**TASK GOAL:**
Print the whole listing exactly.

— start of DATA LISTING —

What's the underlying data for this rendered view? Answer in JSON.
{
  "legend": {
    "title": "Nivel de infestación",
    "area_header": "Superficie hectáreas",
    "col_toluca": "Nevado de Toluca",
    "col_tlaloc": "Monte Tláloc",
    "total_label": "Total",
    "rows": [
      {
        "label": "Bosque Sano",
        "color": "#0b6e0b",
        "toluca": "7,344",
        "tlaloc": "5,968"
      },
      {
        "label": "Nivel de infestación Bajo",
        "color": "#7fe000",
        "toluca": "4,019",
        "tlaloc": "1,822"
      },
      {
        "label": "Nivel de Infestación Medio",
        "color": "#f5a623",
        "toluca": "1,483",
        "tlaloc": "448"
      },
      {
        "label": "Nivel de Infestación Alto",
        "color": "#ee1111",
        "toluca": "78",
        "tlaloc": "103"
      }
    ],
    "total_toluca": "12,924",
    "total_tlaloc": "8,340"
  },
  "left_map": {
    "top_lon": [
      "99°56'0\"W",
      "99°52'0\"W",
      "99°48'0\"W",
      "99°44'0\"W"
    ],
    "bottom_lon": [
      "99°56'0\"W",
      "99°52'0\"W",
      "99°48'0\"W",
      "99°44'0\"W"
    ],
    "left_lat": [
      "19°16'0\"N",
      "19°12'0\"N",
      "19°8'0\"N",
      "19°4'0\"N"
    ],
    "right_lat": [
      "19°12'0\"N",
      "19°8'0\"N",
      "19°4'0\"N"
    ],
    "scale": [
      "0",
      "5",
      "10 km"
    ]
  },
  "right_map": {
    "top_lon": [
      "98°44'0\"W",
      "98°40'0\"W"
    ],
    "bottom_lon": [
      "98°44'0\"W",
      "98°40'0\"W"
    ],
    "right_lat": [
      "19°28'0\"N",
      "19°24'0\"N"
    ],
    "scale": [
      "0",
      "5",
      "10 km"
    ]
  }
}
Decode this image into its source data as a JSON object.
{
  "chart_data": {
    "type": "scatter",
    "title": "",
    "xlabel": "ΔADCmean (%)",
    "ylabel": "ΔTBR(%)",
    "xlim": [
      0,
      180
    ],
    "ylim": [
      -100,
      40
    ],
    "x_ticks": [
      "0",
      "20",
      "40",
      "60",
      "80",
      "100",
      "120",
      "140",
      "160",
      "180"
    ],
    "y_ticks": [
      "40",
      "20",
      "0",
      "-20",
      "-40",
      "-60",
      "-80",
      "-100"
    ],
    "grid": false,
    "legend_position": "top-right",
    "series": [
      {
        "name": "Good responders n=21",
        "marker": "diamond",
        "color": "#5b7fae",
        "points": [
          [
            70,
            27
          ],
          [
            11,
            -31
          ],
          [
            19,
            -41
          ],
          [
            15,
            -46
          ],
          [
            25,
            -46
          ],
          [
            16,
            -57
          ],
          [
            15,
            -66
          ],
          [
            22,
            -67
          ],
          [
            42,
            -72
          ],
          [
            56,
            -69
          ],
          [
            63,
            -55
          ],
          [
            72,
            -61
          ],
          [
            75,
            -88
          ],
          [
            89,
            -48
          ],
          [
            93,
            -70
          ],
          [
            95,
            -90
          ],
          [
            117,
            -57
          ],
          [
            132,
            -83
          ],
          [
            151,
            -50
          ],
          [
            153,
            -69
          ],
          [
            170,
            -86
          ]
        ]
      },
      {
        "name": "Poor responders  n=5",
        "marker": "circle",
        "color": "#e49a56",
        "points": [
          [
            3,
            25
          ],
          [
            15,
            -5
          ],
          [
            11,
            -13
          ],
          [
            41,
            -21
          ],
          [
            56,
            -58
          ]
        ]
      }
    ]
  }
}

— end of DATA LISTING —

**RESULT OF THE EXERCISE:**
What's the underlying data for this rendered view? Answer in JSON.
{
  "legend": {
    "title": "Nivel de infestación",
    "area_header": "Superficie hectáreas",
    "col_toluca": "Nevado de Toluca",
    "col_tlaloc": "Monte Tláloc",
    "total_label": "Total",
    "rows": [
      {
        "label": "Bosque Sano",
        "color": "#0b6e0b",
        "toluca": "7,344",
        "tlaloc": "5,968"
      },
      {
        "label": "Nivel de infestación Bajo",
        "color": "#7fe000",
        "toluca": "4,019",
        "tlaloc": "1,822"
      },
      {
        "label": "Nivel de Infestación Medio",
        "color": "#f5a623",
        "toluca": "1,483",
        "tlaloc": "448"
      },
      {
        "label": "Nivel de Infestación Alto",
        "color": "#ee1111",
        "toluca": "78",
        "tlaloc": "103"
      }
    ],
    "total_toluca": "12,924",
    "total_tlaloc": "8,340"
  },
  "left_map": {
    "top_lon": [
      "99°56'0\"W",
      "99°52'0\"W",
      "99°48'0\"W",
      "99°44'0\"W"
    ],
    "bottom_lon": [
      "99°56'0\"W",
      "99°52'0\"W",
      "99°48'0\"W",
      "99°44'0\"W"
    ],
    "left_lat": [
      "19°16'0\"N",
      "19°12'0\"N",
      "19°8'0\"N",
      "19°4'0\"N"
    ],
    "right_lat": [
      "19°12'0\"N",
      "19°8'0\"N",
      "19°4'0\"N"
    ],
    "scale": [
      "0",
      "5",
      "10 km"
    ]
  },
  "right_map": {
    "top_lon": [
      "98°44'0\"W",
      "98°40'0\"W"
    ],
    "bottom_lon": [
      "98°44'0\"W",
      "98°40'0\"W"
    ],
    "right_lat": [
      "19°28'0\"N",
      "19°24'0\"N"
    ],
    "scale": [
      "0",
      "5",
      "10 km"
    ]
  }
}
Decode this image into its source data as a JSON object.
{
  "chart_data": {
    "type": "scatter",
    "title": "",
    "xlabel": "ΔADCmean (%)",
    "ylabel": "ΔTBR(%)",
    "xlim": [
      0,
      180
    ],
    "ylim": [
      -100,
      40
    ],
    "x_ticks": [
      "0",
      "20",
      "40",
      "60",
      "80",
      "100",
      "120",
      "140",
      "160",
      "180"
    ],
    "y_ticks": [
      "40",
      "20",
      "0",
      "-20",
      "-40",
      "-60",
      "-80",
      "-100"
    ],
    "grid": false,
    "legend_position": "top-right",
    "series": [
      {
        "name": "Good responders n=21",
        "marker": "diamond",
        "color": "#5b7fae",
        "points": [
          [
            70,
            27
          ],
          [
            11,
            -31
          ],
          [
            19,
            -41
          ],
          [
            15,
            -46
          ],
          [
            25,
            -46
          ],
          [
            16,
            -57
          ],
          [
            15,
            -66
          ],
          [
            22,
            -67
          ],
          [
            42,
            -72
          ],
          [
            56,
            -69
          ],
          [
            63,
            -55
          ],
          [
            72,
            -61
          ],
          [
            75,
            -88
          ],
          [
            89,
            -48
          ],
          [
            93,
            -70
          ],
          [
            95,
            -90
          ],
          [
            117,
            -57
          ],
          [
            132,
            -83
          ],
          [
            151,
            -50
          ],
          [
            153,
            -69
          ],
          [
            170,
            -86
          ]
        ]
      },
      {
        "name": "Poor responders  n=5",
        "marker": "circle",
        "color": "#e49a56",
        "points": [
          [
            3,
            25
          ],
          [
            15,
            -5
          ],
          [
            11,
            -13
          ],
          [
            41,
            -21
          ],
          [
            56,
            -58
          ]
        ]
      }
    ]
  }
}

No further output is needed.